(What you need to do)
Can you output the material exactly as written, minus any pictures it holds?

(Dataset)

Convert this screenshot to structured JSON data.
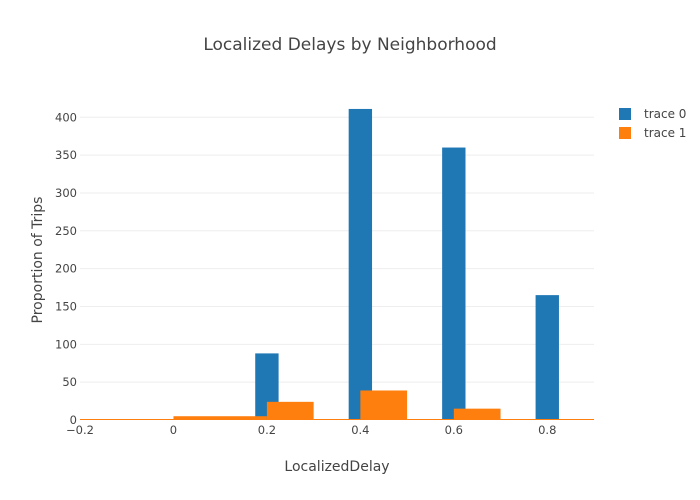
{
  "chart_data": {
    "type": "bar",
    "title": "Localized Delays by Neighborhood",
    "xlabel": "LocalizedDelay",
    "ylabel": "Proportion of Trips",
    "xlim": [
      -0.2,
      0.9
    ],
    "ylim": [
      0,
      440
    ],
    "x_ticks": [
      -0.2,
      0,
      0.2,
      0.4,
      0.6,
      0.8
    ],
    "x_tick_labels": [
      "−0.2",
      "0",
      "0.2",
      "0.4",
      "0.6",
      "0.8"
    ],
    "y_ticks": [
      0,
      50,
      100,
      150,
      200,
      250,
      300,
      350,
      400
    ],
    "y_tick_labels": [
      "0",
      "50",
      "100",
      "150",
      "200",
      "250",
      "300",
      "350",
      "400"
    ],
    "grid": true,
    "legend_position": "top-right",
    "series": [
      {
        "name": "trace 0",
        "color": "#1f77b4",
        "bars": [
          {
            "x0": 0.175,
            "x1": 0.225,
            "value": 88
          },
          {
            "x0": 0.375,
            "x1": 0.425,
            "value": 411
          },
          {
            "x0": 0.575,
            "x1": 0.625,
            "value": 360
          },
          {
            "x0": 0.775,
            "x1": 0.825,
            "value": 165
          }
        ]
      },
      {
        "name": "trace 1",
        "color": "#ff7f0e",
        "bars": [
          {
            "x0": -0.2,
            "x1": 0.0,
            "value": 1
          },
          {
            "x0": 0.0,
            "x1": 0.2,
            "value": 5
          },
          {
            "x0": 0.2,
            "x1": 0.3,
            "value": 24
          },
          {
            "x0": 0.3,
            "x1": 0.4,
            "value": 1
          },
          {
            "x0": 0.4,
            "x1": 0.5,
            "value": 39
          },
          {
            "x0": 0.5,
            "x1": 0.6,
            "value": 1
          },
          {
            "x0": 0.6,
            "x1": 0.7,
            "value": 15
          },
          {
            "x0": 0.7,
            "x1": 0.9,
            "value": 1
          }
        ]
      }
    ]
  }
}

(Output for this task)
Convert this screenshot to structured JSON data.
{
  "chart_data": {
    "type": "bar",
    "title": "Localized Delays by Neighborhood",
    "xlabel": "LocalizedDelay",
    "ylabel": "Proportion of Trips",
    "xlim": [
      -0.2,
      0.9
    ],
    "ylim": [
      0,
      440
    ],
    "x_ticks": [
      -0.2,
      0,
      0.2,
      0.4,
      0.6,
      0.8
    ],
    "x_tick_labels": [
      "−0.2",
      "0",
      "0.2",
      "0.4",
      "0.6",
      "0.8"
    ],
    "y_ticks": [
      0,
      50,
      100,
      150,
      200,
      250,
      300,
      350,
      400
    ],
    "y_tick_labels": [
      "0",
      "50",
      "100",
      "150",
      "200",
      "250",
      "300",
      "350",
      "400"
    ],
    "grid": true,
    "legend_position": "top-right",
    "series": [
      {
        "name": "trace 0",
        "color": "#1f77b4",
        "bars": [
          {
            "x0": 0.175,
            "x1": 0.225,
            "value": 88
          },
          {
            "x0": 0.375,
            "x1": 0.425,
            "value": 411
          },
          {
            "x0": 0.575,
            "x1": 0.625,
            "value": 360
          },
          {
            "x0": 0.775,
            "x1": 0.825,
            "value": 165
          }
        ]
      },
      {
        "name": "trace 1",
        "color": "#ff7f0e",
        "bars": [
          {
            "x0": -0.2,
            "x1": 0.0,
            "value": 1
          },
          {
            "x0": 0.0,
            "x1": 0.2,
            "value": 5
          },
          {
            "x0": 0.2,
            "x1": 0.3,
            "value": 24
          },
          {
            "x0": 0.3,
            "x1": 0.4,
            "value": 1
          },
          {
            "x0": 0.4,
            "x1": 0.5,
            "value": 39
          },
          {
            "x0": 0.5,
            "x1": 0.6,
            "value": 1
          },
          {
            "x0": 0.6,
            "x1": 0.7,
            "value": 15
          },
          {
            "x0": 0.7,
            "x1": 0.9,
            "value": 1
          }
        ]
      }
    ]
  }
}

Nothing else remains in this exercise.